Copy out the lines of the material word for word, from the line containing "data-window-icon[interactable]: ▥ bbox=[138, 5, 151, 19]" through the line containing "macd-layer bbox=[18, 587, 1472, 744]", including both of those lines.

Records -
--- begin ---
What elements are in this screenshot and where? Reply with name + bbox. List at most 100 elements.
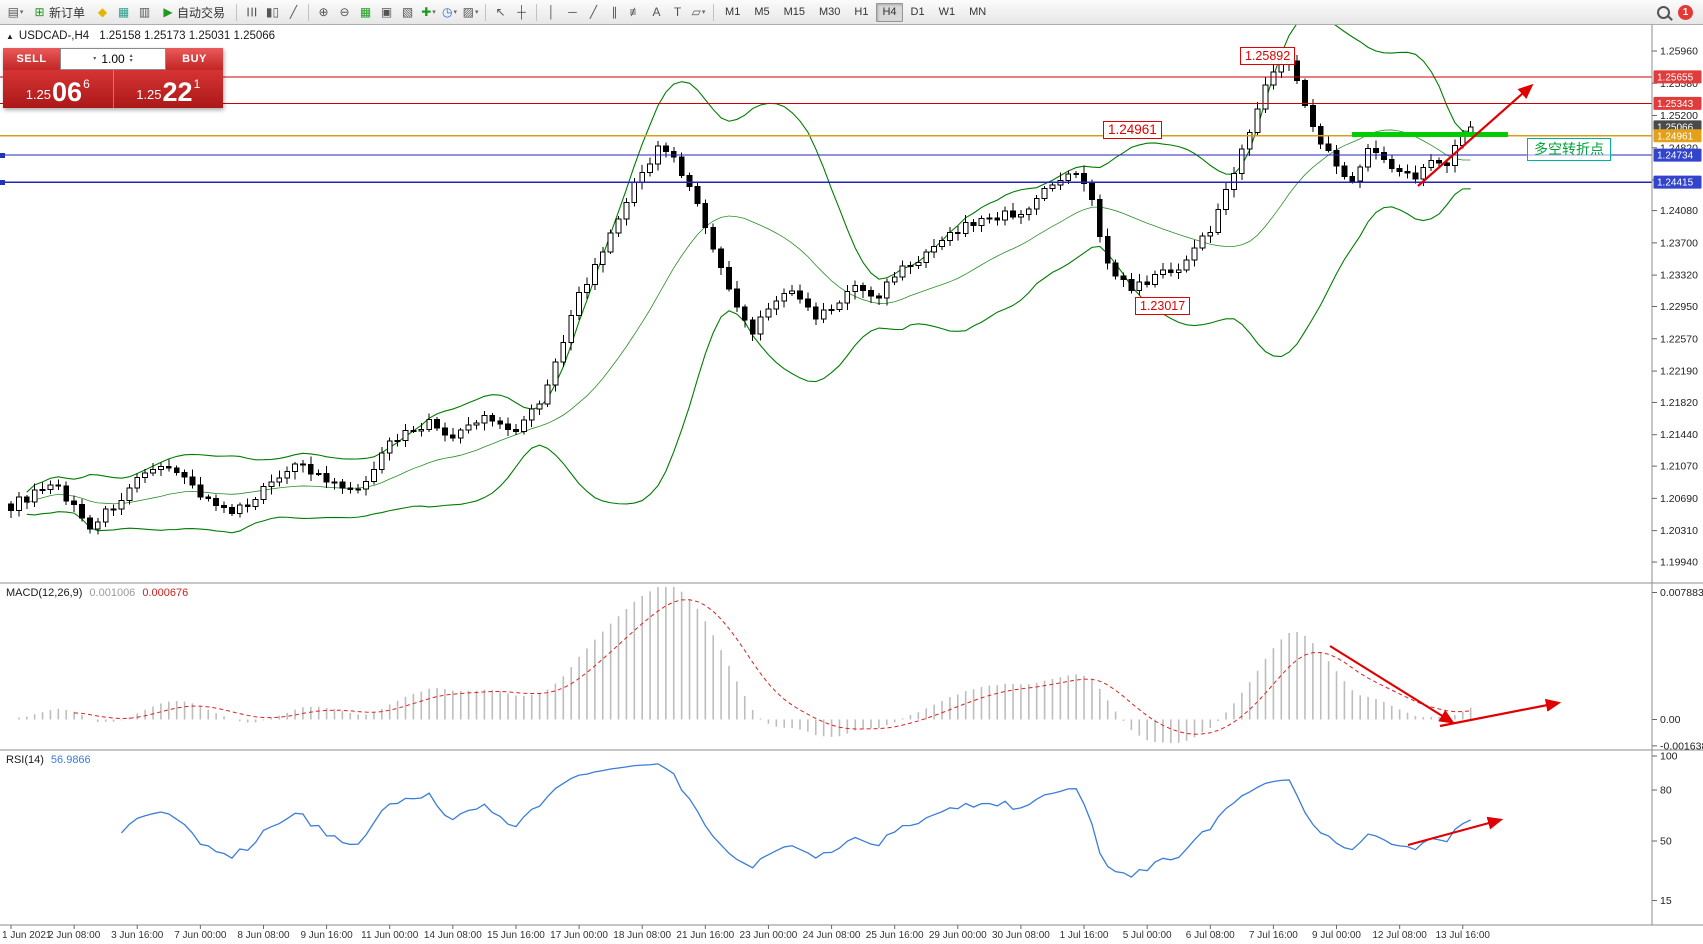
data-window-icon[interactable]: ▥ bbox=[138, 5, 151, 19]
tf-h4-active[interactable]: H4 bbox=[876, 2, 903, 22]
panel-separators bbox=[0, 25, 1703, 926]
shapes-tool-icon[interactable]: ▱ ▾ bbox=[691, 5, 706, 19]
svg-text:7 Jun 00:00: 7 Jun 00:00 bbox=[174, 930, 227, 941]
svg-text:1.24734: 1.24734 bbox=[1657, 151, 1694, 162]
svg-text:2 Jun 08:00: 2 Jun 08:00 bbox=[48, 930, 101, 941]
macd-flat-arrow bbox=[1439, 698, 1562, 728]
lot-dropdown-icon[interactable]: ▾ bbox=[93, 55, 97, 62]
svg-text:14 Jun 08:00: 14 Jun 08:00 bbox=[424, 930, 482, 941]
crosshair-icon[interactable]: ┼ bbox=[517, 5, 526, 19]
tf-m1[interactable]: M1 bbox=[725, 6, 741, 18]
sell-price-big: 06 bbox=[52, 77, 83, 107]
tf-m5[interactable]: M5 bbox=[754, 6, 770, 18]
user-drawings[interactable] bbox=[1329, 83, 1562, 847]
one-click-trading-panel: SELL ▾ 1.00 ▴ ▾ BUY 1.25 06 6 1.25 22 1 bbox=[3, 48, 223, 108]
svg-text:1.25960: 1.25960 bbox=[1660, 46, 1698, 58]
svg-text:1.22190: 1.22190 bbox=[1660, 366, 1698, 378]
svg-text:5 Jul 00:00: 5 Jul 00:00 bbox=[1123, 930, 1172, 941]
macd-header: MACD(12,26,9) 0.001006 0.000676 bbox=[6, 587, 188, 599]
tf-d1[interactable]: D1 bbox=[910, 6, 925, 18]
new-chart-icon[interactable]: ▤ ▾ bbox=[7, 5, 24, 19]
turning-point-note[interactable]: 多空转折点 bbox=[1527, 138, 1611, 161]
chevron-down-icon: ▾ bbox=[474, 9, 479, 16]
tf-mn[interactable]: MN bbox=[969, 6, 987, 18]
svg-text:30 Jun 08:00: 30 Jun 08:00 bbox=[992, 930, 1050, 941]
price-label-mid[interactable]: 1.24961 bbox=[1103, 121, 1162, 139]
macd-layer bbox=[18, 587, 1472, 744]
svg-text:1.22570: 1.22570 bbox=[1660, 333, 1698, 345]
svg-text:0.007883: 0.007883 bbox=[1660, 587, 1703, 599]
svg-text:100: 100 bbox=[1660, 751, 1678, 763]
hline-anchor-marker[interactable] bbox=[0, 180, 5, 185]
lot-spinner-icons[interactable]: ▴ ▾ bbox=[129, 53, 133, 64]
add-indicator-button[interactable]: ✚ ▾ bbox=[421, 5, 436, 19]
trade-top-row: SELL ▾ 1.00 ▴ ▾ BUY bbox=[3, 48, 223, 70]
new-order-button[interactable]: ⊞ 新订单 bbox=[27, 2, 91, 23]
buy-price[interactable]: 1.25 22 1 bbox=[114, 70, 224, 108]
line-chart-icon[interactable]: ╱ bbox=[289, 5, 298, 19]
cursor-icon[interactable]: ↖ bbox=[495, 5, 506, 19]
template-button[interactable]: ▨ ▾ bbox=[462, 5, 479, 19]
hline-anchor-marker[interactable] bbox=[0, 153, 5, 158]
svg-text:1.19940: 1.19940 bbox=[1660, 557, 1698, 569]
horizontal-line-tool-icon[interactable]: ─ bbox=[568, 5, 577, 19]
price-axis[interactable]: 1.259601.255801.252001.248201.244401.240… bbox=[1652, 46, 1703, 908]
chevron-down-icon: ▾ bbox=[19, 9, 24, 16]
tf-m15[interactable]: M15 bbox=[783, 6, 805, 18]
play-icon: ▶ bbox=[163, 5, 173, 19]
price-label-high[interactable]: 1.25892 bbox=[1240, 47, 1296, 65]
lot-size-input[interactable]: ▾ 1.00 ▴ ▾ bbox=[60, 48, 166, 70]
vertical-line-tool-icon[interactable]: │ bbox=[547, 5, 556, 19]
toolbar-separator bbox=[536, 3, 538, 21]
tf-h1[interactable]: H1 bbox=[854, 6, 869, 18]
svg-text:1.21820: 1.21820 bbox=[1660, 397, 1698, 409]
new-order-icon: ⊞ bbox=[34, 5, 45, 19]
timeframe-clock-button[interactable]: ◷ ▾ bbox=[442, 5, 458, 19]
cascade-windows-icon[interactable]: ▧ bbox=[401, 5, 414, 19]
svg-text:17 Jun 00:00: 17 Jun 00:00 bbox=[550, 930, 608, 941]
ohlc-values: 1.25158 1.25173 1.25031 1.25066 bbox=[99, 30, 276, 42]
auto-arrange-icon[interactable]: ▣ bbox=[380, 5, 393, 19]
zoom-out-icon[interactable]: ⊖ bbox=[339, 5, 350, 19]
buy-button[interactable]: BUY bbox=[166, 48, 223, 70]
text-tool-icon[interactable]: A bbox=[652, 5, 661, 19]
sell-button[interactable]: SELL bbox=[3, 48, 60, 70]
search-icon[interactable] bbox=[1657, 5, 1670, 19]
chart-title-bar: ▲ USDCAD-,H4 1.25158 1.25173 1.25031 1.2… bbox=[6, 30, 275, 42]
label-tool-icon[interactable]: T bbox=[673, 5, 682, 19]
macd-title: MACD(12,26,9) bbox=[6, 587, 83, 599]
profile-icon[interactable]: ◆ bbox=[97, 5, 108, 19]
tf-m30[interactable]: M30 bbox=[819, 6, 841, 18]
macd-main-value: 0.001006 bbox=[89, 587, 136, 599]
market-watch-icon[interactable]: ▦ bbox=[117, 5, 130, 19]
fibonacci-tool-icon[interactable]: ≢ bbox=[629, 5, 642, 19]
svg-text:1.25200: 1.25200 bbox=[1660, 110, 1698, 122]
channel-tool-icon[interactable]: ∥ bbox=[611, 5, 618, 19]
notification-badge[interactable]: 1 bbox=[1678, 4, 1693, 20]
svg-text:1 Jul 16:00: 1 Jul 16:00 bbox=[1060, 930, 1109, 941]
toolbar-right-group: 1 bbox=[1657, 4, 1697, 20]
svg-text:50: 50 bbox=[1660, 836, 1672, 848]
trendline-tool-icon[interactable]: ╱ bbox=[589, 5, 598, 19]
svg-text:3 Jun 16:00: 3 Jun 16:00 bbox=[111, 930, 164, 941]
tile-windows-icon[interactable]: ▦ bbox=[359, 5, 372, 19]
price-label-low[interactable]: 1.23017 bbox=[1135, 297, 1191, 315]
sell-price[interactable]: 1.25 06 6 bbox=[3, 70, 113, 108]
bar-chart-icon[interactable]: ☰ bbox=[244, 6, 259, 18]
svg-text:1.20690: 1.20690 bbox=[1660, 493, 1698, 505]
trade-prices-row: 1.25 06 6 1.25 22 1 bbox=[3, 70, 223, 108]
zoom-in-icon[interactable]: ⊕ bbox=[318, 5, 329, 19]
candlestick-chart-icon[interactable]: ▮▯ bbox=[265, 5, 280, 19]
svg-text:1.22950: 1.22950 bbox=[1660, 301, 1698, 313]
svg-text:1.21070: 1.21070 bbox=[1660, 461, 1698, 473]
svg-text:23 Jun 00:00: 23 Jun 00:00 bbox=[740, 930, 798, 941]
svg-text:15: 15 bbox=[1660, 895, 1672, 907]
autotrade-button[interactable]: ▶ 自动交易 bbox=[156, 2, 231, 23]
tf-w1[interactable]: W1 bbox=[938, 6, 956, 18]
trend-arrow-main bbox=[1417, 83, 1534, 187]
svg-text:6 Jul 08:00: 6 Jul 08:00 bbox=[1186, 930, 1235, 941]
horizontal-lines-layer[interactable] bbox=[0, 76, 1652, 183]
collapse-triangle-icon[interactable]: ▲ bbox=[6, 31, 14, 41]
--- end ---
Result of the exercise -
data-window-icon[interactable]: ▥ bbox=[138, 5, 151, 19]
tf-h4-active[interactable]: H4 bbox=[876, 2, 903, 22]
panel-separators bbox=[0, 25, 1703, 926]
shapes-tool-icon[interactable]: ▱ ▾ bbox=[691, 5, 706, 19]
svg-text:7 Jun 00:00: 7 Jun 00:00 bbox=[174, 930, 227, 941]
svg-text:1.24734: 1.24734 bbox=[1657, 151, 1694, 162]
svg-text:2 Jun 08:00: 2 Jun 08:00 bbox=[48, 930, 101, 941]
macd-flat-arrow bbox=[1439, 698, 1562, 728]
lot-dropdown-icon[interactable]: ▾ bbox=[93, 55, 97, 62]
svg-text:14 Jun 08:00: 14 Jun 08:00 bbox=[424, 930, 482, 941]
crosshair-icon[interactable]: ┼ bbox=[517, 5, 526, 19]
tf-m1[interactable]: M1 bbox=[725, 6, 741, 18]
sell-price-big: 06 bbox=[52, 77, 83, 107]
tf-m5[interactable]: M5 bbox=[754, 6, 770, 18]
user-drawings[interactable] bbox=[1329, 83, 1562, 847]
one-click-trading-panel: SELL ▾ 1.00 ▴ ▾ BUY 1.25 06 6 1.25 22 1 bbox=[3, 48, 223, 108]
svg-text:1.25960: 1.25960 bbox=[1660, 46, 1698, 58]
svg-text:1.22190: 1.22190 bbox=[1660, 366, 1698, 378]
svg-text:5 Jul 00:00: 5 Jul 00:00 bbox=[1123, 930, 1172, 941]
macd-header: MACD(12,26,9) 0.001006 0.000676 bbox=[6, 587, 188, 599]
tf-d1[interactable]: D1 bbox=[910, 6, 925, 18]
new-chart-icon[interactable]: ▤ ▾ bbox=[7, 5, 24, 19]
turning-point-note[interactable]: 多空转折点 bbox=[1527, 138, 1611, 161]
chevron-down-icon: ▾ bbox=[474, 9, 479, 16]
tf-mn[interactable]: MN bbox=[969, 6, 987, 18]
svg-text:30 Jun 08:00: 30 Jun 08:00 bbox=[992, 930, 1050, 941]
price-label-mid[interactable]: 1.24961 bbox=[1103, 121, 1162, 139]
macd-layer bbox=[18, 587, 1472, 744]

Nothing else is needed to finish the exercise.